Exact repetition of every entry is required.

[[ STUDY MATERIAL, beginning ]]

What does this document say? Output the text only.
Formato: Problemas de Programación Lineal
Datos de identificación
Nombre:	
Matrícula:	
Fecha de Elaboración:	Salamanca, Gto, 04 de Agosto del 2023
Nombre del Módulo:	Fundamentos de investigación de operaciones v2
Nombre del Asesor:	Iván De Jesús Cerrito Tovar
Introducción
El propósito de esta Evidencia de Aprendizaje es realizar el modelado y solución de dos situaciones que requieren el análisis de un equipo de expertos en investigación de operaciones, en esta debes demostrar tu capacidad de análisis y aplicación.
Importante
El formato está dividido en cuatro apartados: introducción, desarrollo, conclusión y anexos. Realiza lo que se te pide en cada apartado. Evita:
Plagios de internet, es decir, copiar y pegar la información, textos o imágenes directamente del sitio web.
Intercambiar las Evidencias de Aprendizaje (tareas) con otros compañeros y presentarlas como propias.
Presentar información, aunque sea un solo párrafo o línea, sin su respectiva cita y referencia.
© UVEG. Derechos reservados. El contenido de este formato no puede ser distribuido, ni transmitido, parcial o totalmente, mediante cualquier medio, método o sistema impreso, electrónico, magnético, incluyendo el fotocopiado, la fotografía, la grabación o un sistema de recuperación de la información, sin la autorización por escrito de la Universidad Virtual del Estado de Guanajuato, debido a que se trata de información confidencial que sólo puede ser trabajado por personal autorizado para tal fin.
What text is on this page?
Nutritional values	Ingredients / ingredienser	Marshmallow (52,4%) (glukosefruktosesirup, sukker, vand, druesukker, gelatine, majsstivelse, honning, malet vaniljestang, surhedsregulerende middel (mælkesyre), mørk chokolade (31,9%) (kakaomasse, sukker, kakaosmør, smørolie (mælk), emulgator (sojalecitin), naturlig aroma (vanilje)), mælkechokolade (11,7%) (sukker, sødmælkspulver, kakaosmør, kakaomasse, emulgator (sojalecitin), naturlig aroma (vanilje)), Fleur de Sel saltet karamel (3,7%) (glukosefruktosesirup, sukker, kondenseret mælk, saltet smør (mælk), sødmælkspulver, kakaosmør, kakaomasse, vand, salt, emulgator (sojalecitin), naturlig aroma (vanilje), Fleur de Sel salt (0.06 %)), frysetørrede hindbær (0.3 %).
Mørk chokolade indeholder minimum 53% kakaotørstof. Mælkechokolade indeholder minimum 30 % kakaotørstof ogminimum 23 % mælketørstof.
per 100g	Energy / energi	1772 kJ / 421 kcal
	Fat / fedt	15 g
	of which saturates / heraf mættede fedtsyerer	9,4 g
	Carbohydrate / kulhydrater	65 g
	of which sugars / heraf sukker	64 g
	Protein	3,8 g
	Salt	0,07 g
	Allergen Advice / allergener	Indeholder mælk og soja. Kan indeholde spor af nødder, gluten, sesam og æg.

[[ STUDY MATERIAL, end ]]

_ANSWER AREA:_
What does this document say? Output the text only.
Formato: Problemas de Programación Lineal
Datos de identificación
Nombre:	
Matrícula:	
Fecha de Elaboración:	Salamanca, Gto, 04 de Agosto del 2023
Nombre del Módulo:	Fundamentos de investigación de operaciones v2
Nombre del Asesor:	Iván De Jesús Cerrito Tovar
Introducción
El propósito de esta Evidencia de Aprendizaje es realizar el modelado y solución de dos situaciones que requieren el análisis de un equipo de expertos en investigación de operaciones, en esta debes demostrar tu capacidad de análisis y aplicación.
Importante
El formato está dividido en cuatro apartados: introducción, desarrollo, conclusión y anexos. Realiza lo que se te pide en cada apartado. Evita:
Plagios de internet, es decir, copiar y pegar la información, textos o imágenes directamente del sitio web.
Intercambiar las Evidencias de Aprendizaje (tareas) con otros compañeros y presentarlas como propias.
Presentar información, aunque sea un solo párrafo o línea, sin su respectiva cita y referencia.
© UVEG. Derechos reservados. El contenido de este formato no puede ser distribuido, ni transmitido, parcial o totalmente, mediante cualquier medio, método o sistema impreso, electrónico, magnético, incluyendo el fotocopiado, la fotografía, la grabación o un sistema de recuperación de la información, sin la autorización por escrito de la Universidad Virtual del Estado de Guanajuato, debido a que se trata de información confidencial que sólo puede ser trabajado por personal autorizado para tal fin.
What text is on this page?
Nutritional values	Ingredients / ingredienser	Marshmallow (52,4%) (glukosefruktosesirup, sukker, vand, druesukker, gelatine, majsstivelse, honning, malet vaniljestang, surhedsregulerende middel (mælkesyre), mørk chokolade (31,9%) (kakaomasse, sukker, kakaosmør, smørolie (mælk), emulgator (sojalecitin), naturlig aroma (vanilje)), mælkechokolade (11,7%) (sukker, sødmælkspulver, kakaosmør, kakaomasse, emulgator (sojalecitin), naturlig aroma (vanilje)), Fleur de Sel saltet karamel (3,7%) (glukosefruktosesirup, sukker, kondenseret mælk, saltet smør (mælk), sødmælkspulver, kakaosmør, kakaomasse, vand, salt, emulgator (sojalecitin), naturlig aroma (vanilje), Fleur de Sel salt (0.06 %)), frysetørrede hindbær (0.3 %).
Mørk chokolade indeholder minimum 53% kakaotørstof. Mælkechokolade indeholder minimum 30 % kakaotørstof ogminimum 23 % mælketørstof.
per 100g	Energy / energi	1772 kJ / 421 kcal
	Fat / fedt	15 g
	of which saturates / heraf mættede fedtsyerer	9,4 g
	Carbohydrate / kulhydrater	65 g
	of which sugars / heraf sukker	64 g
	Protein	3,8 g
	Salt	0,07 g
	Allergen Advice / allergener	Indeholder mælk og soja. Kan indeholde spor af nødder, gluten, sesam og æg.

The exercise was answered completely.